Goal of the exercise ▸ Write out every line of the material exactly as it appears.

·····

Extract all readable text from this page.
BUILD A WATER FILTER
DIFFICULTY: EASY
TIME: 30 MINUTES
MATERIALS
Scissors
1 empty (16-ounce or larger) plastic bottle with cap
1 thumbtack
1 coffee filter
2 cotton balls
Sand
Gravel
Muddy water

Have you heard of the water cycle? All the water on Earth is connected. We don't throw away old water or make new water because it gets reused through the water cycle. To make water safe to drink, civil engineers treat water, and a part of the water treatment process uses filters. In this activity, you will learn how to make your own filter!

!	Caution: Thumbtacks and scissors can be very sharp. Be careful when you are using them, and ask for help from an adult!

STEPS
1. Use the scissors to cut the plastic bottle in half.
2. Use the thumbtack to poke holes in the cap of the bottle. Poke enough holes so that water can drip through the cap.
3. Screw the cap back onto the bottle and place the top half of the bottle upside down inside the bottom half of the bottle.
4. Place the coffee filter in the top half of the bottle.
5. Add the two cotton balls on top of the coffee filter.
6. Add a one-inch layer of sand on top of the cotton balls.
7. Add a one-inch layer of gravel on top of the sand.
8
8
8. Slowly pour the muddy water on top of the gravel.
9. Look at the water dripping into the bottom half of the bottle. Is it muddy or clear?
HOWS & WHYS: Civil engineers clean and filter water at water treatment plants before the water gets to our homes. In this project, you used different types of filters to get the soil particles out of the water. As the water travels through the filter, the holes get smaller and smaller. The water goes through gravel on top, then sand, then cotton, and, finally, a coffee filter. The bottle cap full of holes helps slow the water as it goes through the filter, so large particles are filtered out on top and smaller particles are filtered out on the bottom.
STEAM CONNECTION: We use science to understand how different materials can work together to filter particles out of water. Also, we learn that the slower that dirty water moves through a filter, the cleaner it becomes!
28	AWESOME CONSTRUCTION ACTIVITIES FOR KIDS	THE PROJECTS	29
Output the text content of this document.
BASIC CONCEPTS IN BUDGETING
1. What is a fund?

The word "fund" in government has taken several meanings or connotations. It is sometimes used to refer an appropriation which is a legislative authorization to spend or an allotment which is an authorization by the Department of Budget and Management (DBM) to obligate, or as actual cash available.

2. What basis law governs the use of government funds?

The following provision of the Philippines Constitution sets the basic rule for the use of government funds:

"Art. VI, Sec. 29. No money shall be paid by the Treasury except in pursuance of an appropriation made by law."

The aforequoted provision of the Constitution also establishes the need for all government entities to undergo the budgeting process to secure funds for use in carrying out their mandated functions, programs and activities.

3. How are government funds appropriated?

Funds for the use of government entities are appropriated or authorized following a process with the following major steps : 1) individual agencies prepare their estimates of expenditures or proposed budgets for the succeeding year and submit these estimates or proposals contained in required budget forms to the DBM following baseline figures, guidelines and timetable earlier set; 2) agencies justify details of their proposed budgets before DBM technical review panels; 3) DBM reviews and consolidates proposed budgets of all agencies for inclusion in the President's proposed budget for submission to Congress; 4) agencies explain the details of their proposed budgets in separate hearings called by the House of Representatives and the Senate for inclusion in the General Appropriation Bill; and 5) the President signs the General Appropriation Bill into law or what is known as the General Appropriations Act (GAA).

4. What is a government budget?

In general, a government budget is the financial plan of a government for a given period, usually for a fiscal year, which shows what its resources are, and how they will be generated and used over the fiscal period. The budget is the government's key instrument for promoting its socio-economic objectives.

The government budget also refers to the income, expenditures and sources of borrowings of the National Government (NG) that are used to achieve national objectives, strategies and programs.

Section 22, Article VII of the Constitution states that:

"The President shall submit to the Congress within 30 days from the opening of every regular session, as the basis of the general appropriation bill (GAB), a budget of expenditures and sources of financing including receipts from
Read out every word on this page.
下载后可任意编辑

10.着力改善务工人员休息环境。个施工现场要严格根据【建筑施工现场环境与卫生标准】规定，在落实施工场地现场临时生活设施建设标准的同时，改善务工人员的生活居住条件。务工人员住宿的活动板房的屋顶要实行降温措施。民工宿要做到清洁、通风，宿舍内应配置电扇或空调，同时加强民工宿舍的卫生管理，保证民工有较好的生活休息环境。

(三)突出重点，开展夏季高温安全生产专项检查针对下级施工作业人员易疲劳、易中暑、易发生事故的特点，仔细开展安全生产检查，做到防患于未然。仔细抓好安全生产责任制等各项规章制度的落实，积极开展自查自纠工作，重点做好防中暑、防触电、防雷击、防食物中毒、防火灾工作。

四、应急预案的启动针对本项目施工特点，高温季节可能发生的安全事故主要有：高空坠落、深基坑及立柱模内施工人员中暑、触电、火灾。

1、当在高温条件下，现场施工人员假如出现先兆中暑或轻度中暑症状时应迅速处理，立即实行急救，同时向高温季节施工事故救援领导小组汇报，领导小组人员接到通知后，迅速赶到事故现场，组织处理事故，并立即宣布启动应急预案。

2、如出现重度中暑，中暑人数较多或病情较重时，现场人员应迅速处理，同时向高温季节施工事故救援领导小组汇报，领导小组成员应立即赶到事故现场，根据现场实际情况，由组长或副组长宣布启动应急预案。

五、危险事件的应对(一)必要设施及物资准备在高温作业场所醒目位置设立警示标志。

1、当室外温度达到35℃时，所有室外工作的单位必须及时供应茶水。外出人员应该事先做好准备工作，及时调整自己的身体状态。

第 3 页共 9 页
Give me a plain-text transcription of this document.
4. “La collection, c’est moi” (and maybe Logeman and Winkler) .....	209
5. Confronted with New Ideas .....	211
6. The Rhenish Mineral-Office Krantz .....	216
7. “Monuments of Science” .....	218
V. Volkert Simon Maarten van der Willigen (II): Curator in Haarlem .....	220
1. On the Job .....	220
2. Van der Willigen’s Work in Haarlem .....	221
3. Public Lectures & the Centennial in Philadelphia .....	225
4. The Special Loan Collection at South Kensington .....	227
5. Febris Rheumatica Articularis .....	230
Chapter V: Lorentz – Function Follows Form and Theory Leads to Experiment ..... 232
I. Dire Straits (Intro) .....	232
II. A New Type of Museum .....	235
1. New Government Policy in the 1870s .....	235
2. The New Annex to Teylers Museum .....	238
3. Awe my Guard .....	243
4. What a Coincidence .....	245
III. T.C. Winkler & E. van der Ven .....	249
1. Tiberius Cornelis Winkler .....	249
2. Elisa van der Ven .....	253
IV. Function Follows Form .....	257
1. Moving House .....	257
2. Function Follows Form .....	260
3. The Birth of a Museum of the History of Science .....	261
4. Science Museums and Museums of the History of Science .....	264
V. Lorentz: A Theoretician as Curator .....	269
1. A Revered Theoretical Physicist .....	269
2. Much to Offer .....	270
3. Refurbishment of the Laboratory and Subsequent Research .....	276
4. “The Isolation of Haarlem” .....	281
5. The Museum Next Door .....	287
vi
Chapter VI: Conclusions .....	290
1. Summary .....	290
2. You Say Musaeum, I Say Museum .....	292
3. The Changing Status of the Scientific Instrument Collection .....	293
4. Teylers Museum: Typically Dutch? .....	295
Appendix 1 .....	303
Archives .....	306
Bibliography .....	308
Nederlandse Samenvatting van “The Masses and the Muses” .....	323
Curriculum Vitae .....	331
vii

·····

Result ▸
Extract all readable text from this page.
BUILD A WATER FILTER
DIFFICULTY: EASY
TIME: 30 MINUTES
MATERIALS
Scissors
1 empty (16-ounce or larger) plastic bottle with cap
1 thumbtack
1 coffee filter
2 cotton balls
Sand
Gravel
Muddy water

Have you heard of the water cycle? All the water on Earth is connected. We don't throw away old water or make new water because it gets reused through the water cycle. To make water safe to drink, civil engineers treat water, and a part of the water treatment process uses filters. In this activity, you will learn how to make your own filter!

!	Caution: Thumbtacks and scissors can be very sharp. Be careful when you are using them, and ask for help from an adult!

STEPS
1. Use the scissors to cut the plastic bottle in half.
2. Use the thumbtack to poke holes in the cap of the bottle. Poke enough holes so that water can drip through the cap.
3. Screw the cap back onto the bottle and place the top half of the bottle upside down inside the bottom half of the bottle.
4. Place the coffee filter in the top half of the bottle.
5. Add the two cotton balls on top of the coffee filter.
6. Add a one-inch layer of sand on top of the cotton balls.
7. Add a one-inch layer of gravel on top of the sand.
8
8
8. Slowly pour the muddy water on top of the gravel.
9. Look at the water dripping into the bottom half of the bottle. Is it muddy or clear?
HOWS & WHYS: Civil engineers clean and filter water at water treatment plants before the water gets to our homes. In this project, you used different types of filters to get the soil particles out of the water. As the water travels through the filter, the holes get smaller and smaller. The water goes through gravel on top, then sand, then cotton, and, finally, a coffee filter. The bottle cap full of holes helps slow the water as it goes through the filter, so large particles are filtered out on top and smaller particles are filtered out on the bottom.
STEAM CONNECTION: We use science to understand how different materials can work together to filter particles out of water. Also, we learn that the slower that dirty water moves through a filter, the cleaner it becomes!
28	AWESOME CONSTRUCTION ACTIVITIES FOR KIDS	THE PROJECTS	29
Output the text content of this document.
BASIC CONCEPTS IN BUDGETING
1. What is a fund?

The word "fund" in government has taken several meanings or connotations. It is sometimes used to refer an appropriation which is a legislative authorization to spend or an allotment which is an authorization by the Department of Budget and Management (DBM) to obligate, or as actual cash available.

2. What basis law governs the use of government funds?

The following provision of the Philippines Constitution sets the basic rule for the use of government funds:

"Art. VI, Sec. 29. No money shall be paid by the Treasury except in pursuance of an appropriation made by law."

The aforequoted provision of the Constitution also establishes the need for all government entities to undergo the budgeting process to secure funds for use in carrying out their mandated functions, programs and activities.

3. How are government funds appropriated?

Funds for the use of government entities are appropriated or authorized following a process with the following major steps : 1) individual agencies prepare their estimates of expenditures or proposed budgets for the succeeding year and submit these estimates or proposals contained in required budget forms to the DBM following baseline figures, guidelines and timetable earlier set; 2) agencies justify details of their proposed budgets before DBM technical review panels; 3) DBM reviews and consolidates proposed budgets of all agencies for inclusion in the President's proposed budget for submission to Congress; 4) agencies explain the details of their proposed budgets in separate hearings called by the House of Representatives and the Senate for inclusion in the General Appropriation Bill; and 5) the President signs the General Appropriation Bill into law or what is known as the General Appropriations Act (GAA).

4. What is a government budget?

In general, a government budget is the financial plan of a government for a given period, usually for a fiscal year, which shows what its resources are, and how they will be generated and used over the fiscal period. The budget is the government's key instrument for promoting its socio-economic objectives.

The government budget also refers to the income, expenditures and sources of borrowings of the National Government (NG) that are used to achieve national objectives, strategies and programs.

Section 22, Article VII of the Constitution states that:

"The President shall submit to the Congress within 30 days from the opening of every regular session, as the basis of the general appropriation bill (GAB), a budget of expenditures and sources of financing including receipts from
Read out every word on this page.
下载后可任意编辑

10.着力改善务工人员休息环境。个施工现场要严格根据【建筑施工现场环境与卫生标准】规定，在落实施工场地现场临时生活设施建设标准的同时，改善务工人员的生活居住条件。务工人员住宿的活动板房的屋顶要实行降温措施。民工宿要做到清洁、通风，宿舍内应配置电扇或空调，同时加强民工宿舍的卫生管理，保证民工有较好的生活休息环境。

(三)突出重点，开展夏季高温安全生产专项检查针对下级施工作业人员易疲劳、易中暑、易发生事故的特点，仔细开展安全生产检查，做到防患于未然。仔细抓好安全生产责任制等各项规章制度的落实，积极开展自查自纠工作，重点做好防中暑、防触电、防雷击、防食物中毒、防火灾工作。

四、应急预案的启动针对本项目施工特点，高温季节可能发生的安全事故主要有：高空坠落、深基坑及立柱模内施工人员中暑、触电、火灾。

1、当在高温条件下，现场施工人员假如出现先兆中暑或轻度中暑症状时应迅速处理，立即实行急救，同时向高温季节施工事故救援领导小组汇报，领导小组人员接到通知后，迅速赶到事故现场，组织处理事故，并立即宣布启动应急预案。

2、如出现重度中暑，中暑人数较多或病情较重时，现场人员应迅速处理，同时向高温季节施工事故救援领导小组汇报，领导小组成员应立即赶到事故现场，根据现场实际情况，由组长或副组长宣布启动应急预案。

五、危险事件的应对(一)必要设施及物资准备在高温作业场所醒目位置设立警示标志。

1、当室外温度达到35℃时，所有室外工作的单位必须及时供应茶水。外出人员应该事先做好准备工作，及时调整自己的身体状态。

第 3 页共 9 页
Give me a plain-text transcription of this document.
4. “La collection, c’est moi” (and maybe Logeman and Winkler) .....	209
5. Confronted with New Ideas .....	211
6. The Rhenish Mineral-Office Krantz .....	216
7. “Monuments of Science” .....	218
V. Volkert Simon Maarten van der Willigen (II): Curator in Haarlem .....	220
1. On the Job .....	220
2. Van der Willigen’s Work in Haarlem .....	221
3. Public Lectures & the Centennial in Philadelphia .....	225
4. The Special Loan Collection at South Kensington .....	227
5. Febris Rheumatica Articularis .....	230
Chapter V: Lorentz – Function Follows Form and Theory Leads to Experiment ..... 232
I. Dire Straits (Intro) .....	232
II. A New Type of Museum .....	235
1. New Government Policy in the 1870s .....	235
2. The New Annex to Teylers Museum .....	238
3. Awe my Guard .....	243
4. What a Coincidence .....	245
III. T.C. Winkler & E. van der Ven .....	249
1. Tiberius Cornelis Winkler .....	249
2. Elisa van der Ven .....	253
IV. Function Follows Form .....	257
1. Moving House .....	257
2. Function Follows Form .....	260
3. The Birth of a Museum of the History of Science .....	261
4. Science Museums and Museums of the History of Science .....	264
V. Lorentz: A Theoretician as Curator .....	269
1. A Revered Theoretical Physicist .....	269
2. Much to Offer .....	270
3. Refurbishment of the Laboratory and Subsequent Research .....	276
4. “The Isolation of Haarlem” .....	281
5. The Museum Next Door .....	287
vi
Chapter VI: Conclusions .....	290
1. Summary .....	290
2. You Say Musaeum, I Say Museum .....	292
3. The Changing Status of the Scientific Instrument Collection .....	293
4. Teylers Museum: Typically Dutch? .....	295
Appendix 1 .....	303
Archives .....	306
Bibliography .....	308
Nederlandse Samenvatting van “The Masses and the Muses” .....	323
Curriculum Vitae .....	331
vii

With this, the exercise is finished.